begin

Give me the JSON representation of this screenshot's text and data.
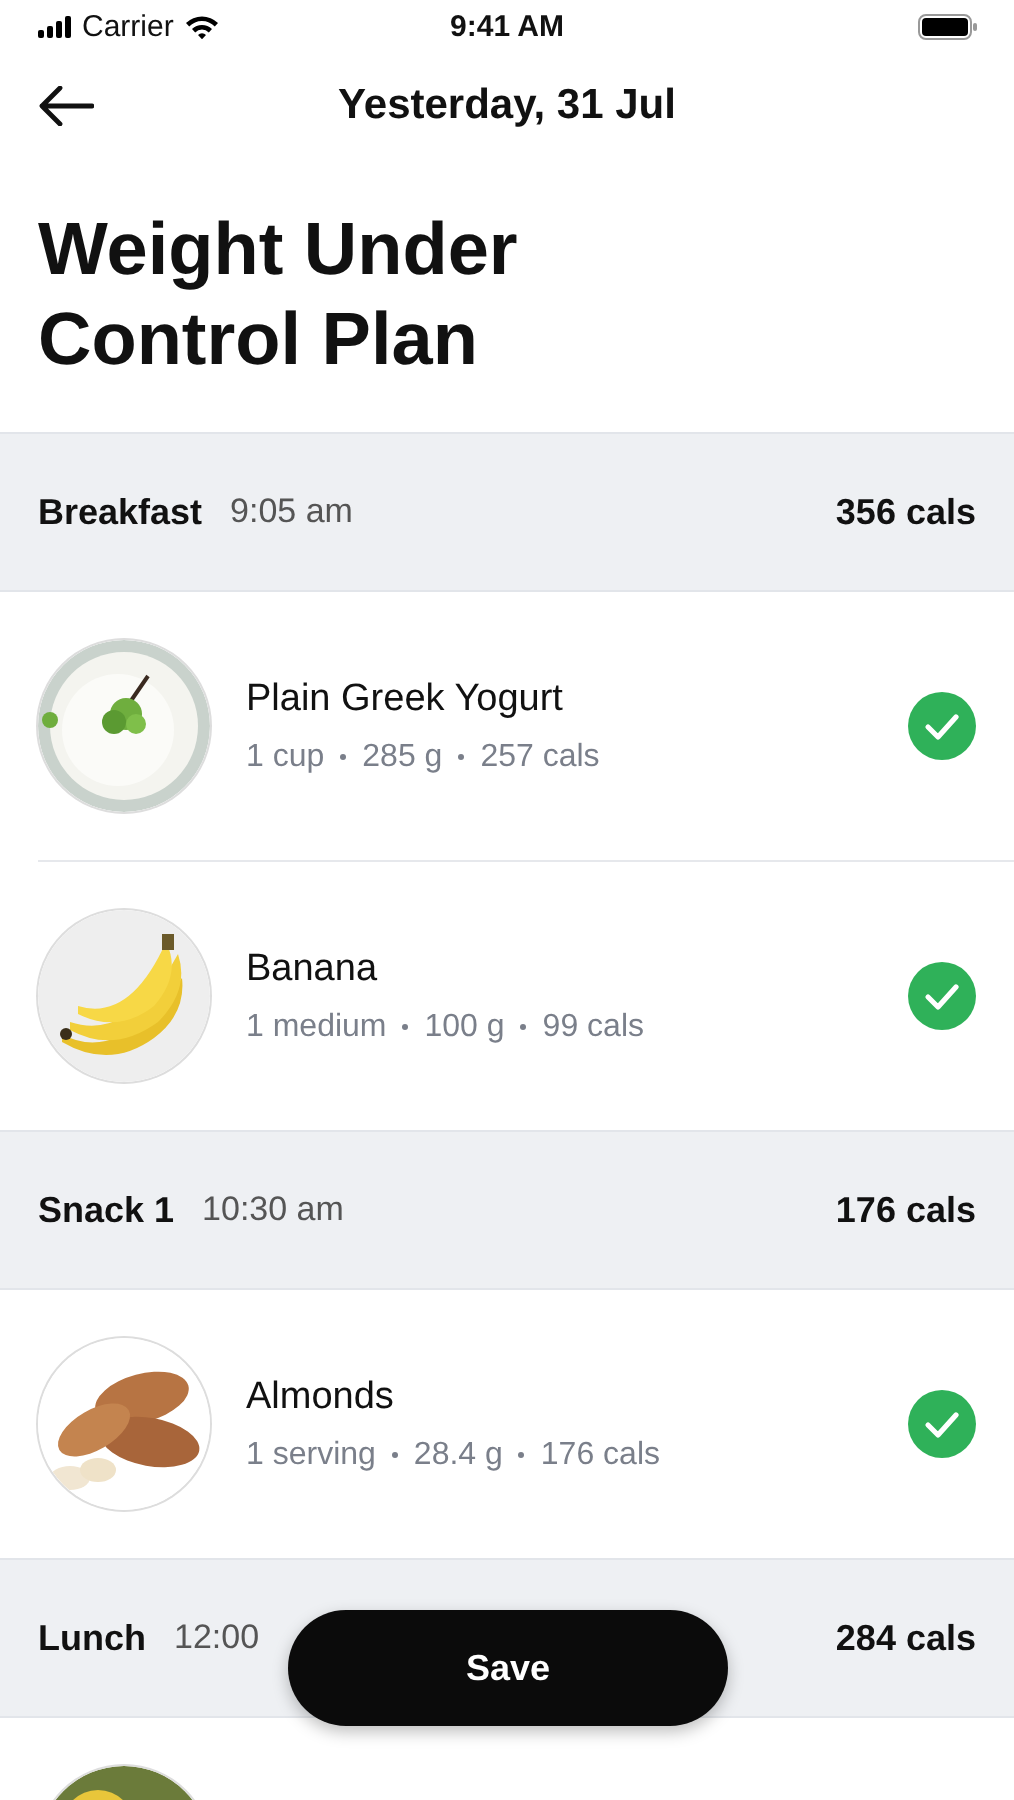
{
  "status_bar": {
    "carrier": "Carrier",
    "time": "9:41 AM"
  },
  "header": {
    "title": "Yesterday, 31 Jul"
  },
  "plan_title": "Weight Under Control Plan",
  "meals": [
    {
      "name": "Breakfast",
      "time": "9:05 am",
      "calories": "356 cals",
      "items": [
        {
          "kind": "picture",
          "name": "Plain Greek Yogurt",
          "details": [
            "1 cup",
            "285 g",
            "257 cals"
          ],
          "done": true
        },
        {
          "kind": "picture",
          "name": "Banana",
          "details": [
            "1 medium",
            "100 g",
            "99 cals"
          ],
          "done": true
        }
      ]
    },
    {
      "name": "Snack 1",
      "time": "10:30 am",
      "calories": "176 cals",
      "items": [
        {
          "kind": "picture",
          "name": "Almonds",
          "details": [
            "1 serving",
            "28.4 g",
            "176 cals"
          ],
          "done": true
        }
      ]
    },
    {
      "name": "Lunch",
      "time": "12:00",
      "calories": "284 cals"
    }
  ],
  "save_button": "Save"
}
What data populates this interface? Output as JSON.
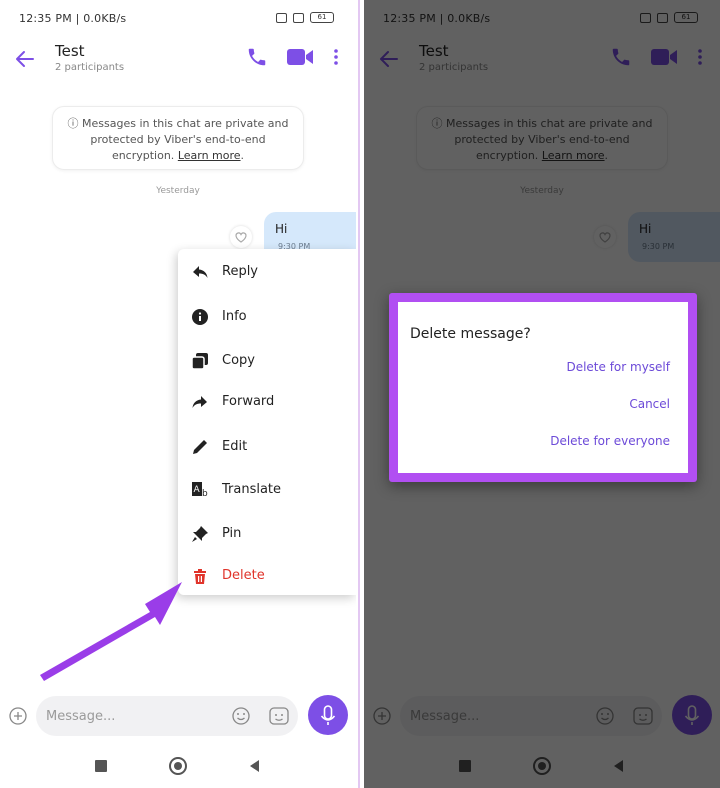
{
  "status_bar": {
    "text": "12:35 PM | 0.0KB/s",
    "battery": "61"
  },
  "header": {
    "title": "Test",
    "subtitle": "2 participants"
  },
  "privacy_notice": {
    "line1": "Messages in this chat are private and",
    "line2": "protected by Viber's end-to-end",
    "line3": "encryption. ",
    "learn_more": "Learn more",
    "suffix": "."
  },
  "date_separator": "Yesterday",
  "message": {
    "text": "Hi",
    "time": "9:30 PM"
  },
  "context_menu": {
    "items": [
      {
        "label": "Reply"
      },
      {
        "label": "Info"
      },
      {
        "label": "Copy"
      },
      {
        "label": "Forward"
      },
      {
        "label": "Edit"
      },
      {
        "label": "Translate"
      },
      {
        "label": "Pin"
      },
      {
        "label": "Delete"
      }
    ]
  },
  "composer": {
    "placeholder": "Message..."
  },
  "dialog": {
    "title": "Delete message?",
    "actions": [
      {
        "label": "Delete for myself"
      },
      {
        "label": "Cancel"
      },
      {
        "label": "Delete for everyone"
      }
    ]
  },
  "colors": {
    "accent": "#7d4fe6",
    "highlight_frame": "#b14ff2",
    "danger": "#e0342b",
    "bubble": "#d5e8fb"
  },
  "icons": [
    "back-arrow-icon",
    "phone-icon",
    "video-camera-icon",
    "more-vertical-icon",
    "info-icon",
    "heart-icon",
    "reply-icon",
    "copy-icon",
    "forward-icon",
    "edit-pencil-icon",
    "translate-icon",
    "pin-icon",
    "trash-icon",
    "plus-circle-icon",
    "emoji-icon",
    "sticker-icon",
    "microphone-icon"
  ]
}
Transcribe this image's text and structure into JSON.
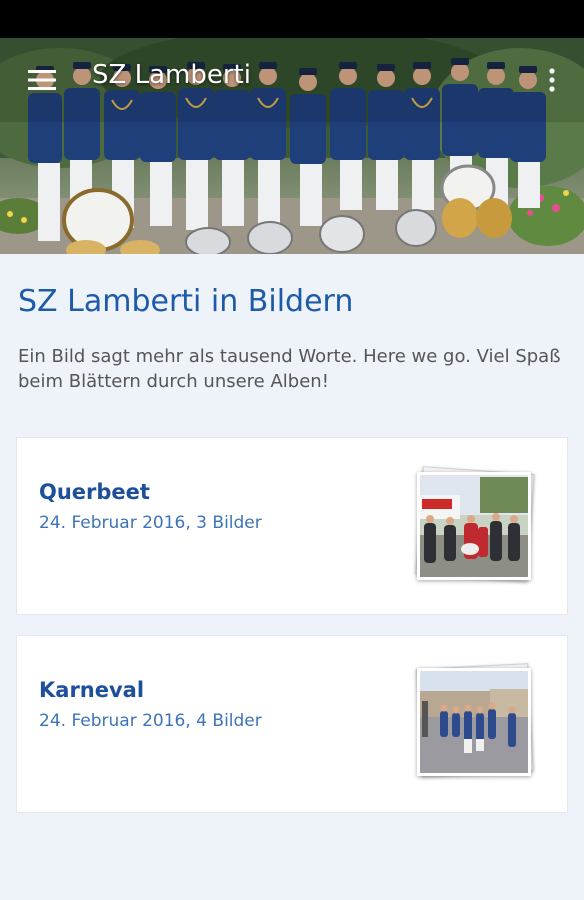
{
  "app": {
    "title": "SZ Lamberti"
  },
  "icons": {
    "menu": "menu-icon",
    "overflow": "more-vertical-icon"
  },
  "page": {
    "heading": "SZ Lamberti in Bildern",
    "intro": "Ein Bild sagt mehr als tausend Worte. Here we go. Viel Spaß beim Blättern durch unsere Alben!"
  },
  "albums": [
    {
      "title": "Querbeet",
      "meta": "24. Februar 2016, 3 Bilder"
    },
    {
      "title": "Karneval",
      "meta": "24. Februar 2016, 4 Bilder"
    }
  ],
  "colors": {
    "accent": "#1d5aa8",
    "background": "#eef3f9",
    "card": "#ffffff",
    "meta": "#3d74b8"
  }
}
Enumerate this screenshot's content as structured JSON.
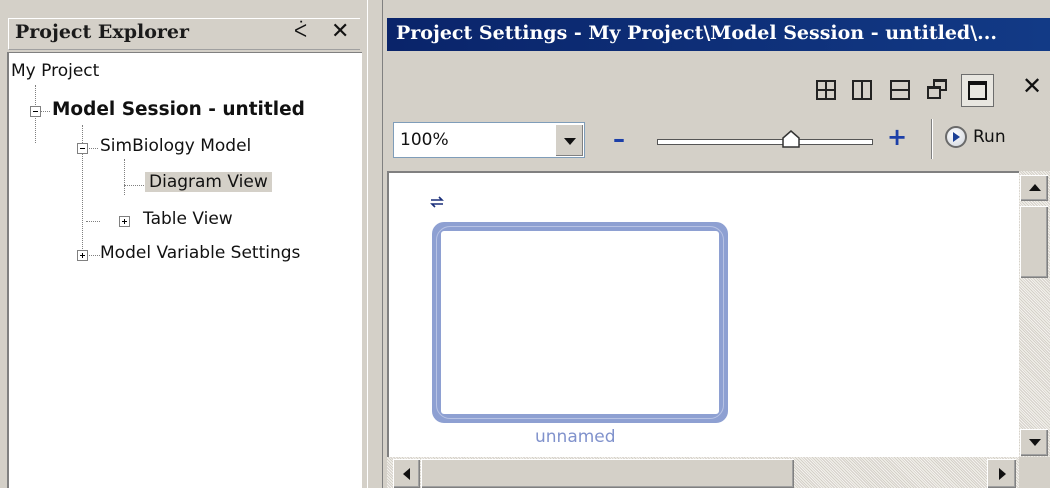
{
  "project_explorer": {
    "title": "Project Explorer",
    "pin_glyph": "ᐹ",
    "close_glyph": "✕",
    "tree": {
      "root": "My Project",
      "session": "Model Session - untitled",
      "model": "SimBiology Model",
      "diagram_view": "Diagram View",
      "table_view": "Table View",
      "variable_settings": "Model Variable Settings"
    }
  },
  "settings_window": {
    "title": "Project Settings - My Project\\Model Session - untitled\\...",
    "close_glyph": "✕",
    "zoom_value": "100%",
    "zoom_level": 0.62,
    "minus_glyph": "–",
    "plus_glyph": "+",
    "run_label": "Run"
  },
  "diagram": {
    "compartment_name": "unnamed"
  },
  "colors": {
    "title_bar": "#0a246a",
    "compartment_border": "#8ea0d2",
    "zoom_signs": "#1c3fa8"
  }
}
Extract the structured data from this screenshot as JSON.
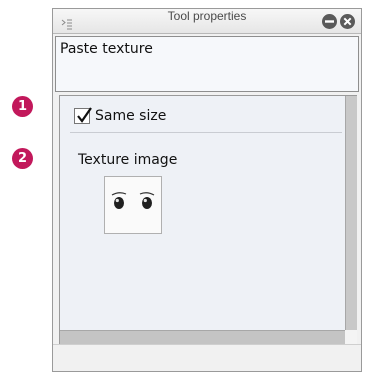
{
  "callouts": {
    "first": "1",
    "second": "2"
  },
  "window": {
    "title": "Tool properties"
  },
  "header": {
    "label": "Paste texture"
  },
  "properties": {
    "same_size": {
      "label": "Same size",
      "checked": true
    },
    "texture_image": {
      "label": "Texture image"
    }
  },
  "colors": {
    "callout": "#c2185b",
    "panel_bg": "#eef1f6",
    "scrollbar": "#c8c8c8"
  }
}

end

:: The task ::
Each entry above should be reproduced exactly, with the pictures removed.

:: Finished task ::
Give me the JSON representation of this screenshot's text and data.
{
  "status_bar": {
    "carrier": "Carrier",
    "time": "9:41 AM"
  },
  "header": {
    "title": "Yesterday, 31 Jul"
  },
  "plan_title": "Weight Under Control Plan",
  "meals": [
    {
      "name": "Breakfast",
      "time": "9:05 am",
      "calories": "356 cals",
      "items": [
        {
          "kind": "picture",
          "name": "Plain Greek Yogurt",
          "details": [
            "1 cup",
            "285 g",
            "257 cals"
          ],
          "done": true
        },
        {
          "kind": "picture",
          "name": "Banana",
          "details": [
            "1 medium",
            "100 g",
            "99 cals"
          ],
          "done": true
        }
      ]
    },
    {
      "name": "Snack 1",
      "time": "10:30 am",
      "calories": "176 cals",
      "items": [
        {
          "kind": "picture",
          "name": "Almonds",
          "details": [
            "1 serving",
            "28.4 g",
            "176 cals"
          ],
          "done": true
        }
      ]
    },
    {
      "name": "Lunch",
      "time": "12:00",
      "calories": "284 cals"
    }
  ],
  "save_button": "Save"
}
What data populates this interface? Output as JSON.
{
  "status_bar": {
    "text": "12:35 PM | 0.0KB/s",
    "battery": "61"
  },
  "header": {
    "title": "Test",
    "subtitle": "2 participants"
  },
  "privacy_notice": {
    "line1": "Messages in this chat are private and",
    "line2": "protected by Viber's end-to-end",
    "line3": "encryption. ",
    "learn_more": "Learn more",
    "suffix": "."
  },
  "date_separator": "Yesterday",
  "message": {
    "text": "Hi",
    "time": "9:30 PM"
  },
  "context_menu": {
    "items": [
      {
        "label": "Reply"
      },
      {
        "label": "Info"
      },
      {
        "label": "Copy"
      },
      {
        "label": "Forward"
      },
      {
        "label": "Edit"
      },
      {
        "label": "Translate"
      },
      {
        "label": "Pin"
      },
      {
        "label": "Delete"
      }
    ]
  },
  "composer": {
    "placeholder": "Message..."
  },
  "dialog": {
    "title": "Delete message?",
    "actions": [
      {
        "label": "Delete for myself"
      },
      {
        "label": "Cancel"
      },
      {
        "label": "Delete for everyone"
      }
    ]
  },
  "colors": {
    "accent": "#7d4fe6",
    "highlight_frame": "#b14ff2",
    "danger": "#e0342b",
    "bubble": "#d5e8fb"
  },
  "icons": [
    "back-arrow-icon",
    "phone-icon",
    "video-camera-icon",
    "more-vertical-icon",
    "info-icon",
    "heart-icon",
    "reply-icon",
    "copy-icon",
    "forward-icon",
    "edit-pencil-icon",
    "translate-icon",
    "pin-icon",
    "trash-icon",
    "plus-circle-icon",
    "emoji-icon",
    "sticker-icon",
    "microphone-icon"
  ]
}
Transcribe this image's text and structure into JSON.
{
  "app": {
    "title": "SZ Lamberti"
  },
  "icons": {
    "menu": "menu-icon",
    "overflow": "more-vertical-icon"
  },
  "page": {
    "heading": "SZ Lamberti in Bildern",
    "intro": "Ein Bild sagt mehr als tausend Worte. Here we go. Viel Spaß beim Blättern durch unsere Alben!"
  },
  "albums": [
    {
      "title": "Querbeet",
      "meta": "24. Februar 2016, 3 Bilder"
    },
    {
      "title": "Karneval",
      "meta": "24. Februar 2016, 4 Bilder"
    }
  ],
  "colors": {
    "accent": "#1d5aa8",
    "background": "#eef3f9",
    "card": "#ffffff",
    "meta": "#3d74b8"
  }
}
Enumerate this screenshot's content as structured JSON.
{
  "project_explorer": {
    "title": "Project Explorer",
    "pin_glyph": "ᐹ",
    "close_glyph": "✕",
    "tree": {
      "root": "My Project",
      "session": "Model Session - untitled",
      "model": "SimBiology Model",
      "diagram_view": "Diagram View",
      "table_view": "Table View",
      "variable_settings": "Model Variable Settings"
    }
  },
  "settings_window": {
    "title": "Project Settings - My Project\\Model Session - untitled\\...",
    "close_glyph": "✕",
    "zoom_value": "100%",
    "zoom_level": 0.62,
    "minus_glyph": "–",
    "plus_glyph": "+",
    "run_label": "Run"
  },
  "diagram": {
    "compartment_name": "unnamed"
  },
  "colors": {
    "title_bar": "#0a246a",
    "compartment_border": "#8ea0d2",
    "zoom_signs": "#1c3fa8"
  }
}
Extract the structured data from this screenshot as JSON.
{
  "callouts": {
    "first": "1",
    "second": "2"
  },
  "window": {
    "title": "Tool properties"
  },
  "header": {
    "label": "Paste texture"
  },
  "properties": {
    "same_size": {
      "label": "Same size",
      "checked": true
    },
    "texture_image": {
      "label": "Texture image"
    }
  },
  "colors": {
    "callout": "#c2185b",
    "panel_bg": "#eef1f6",
    "scrollbar": "#c8c8c8"
  }
}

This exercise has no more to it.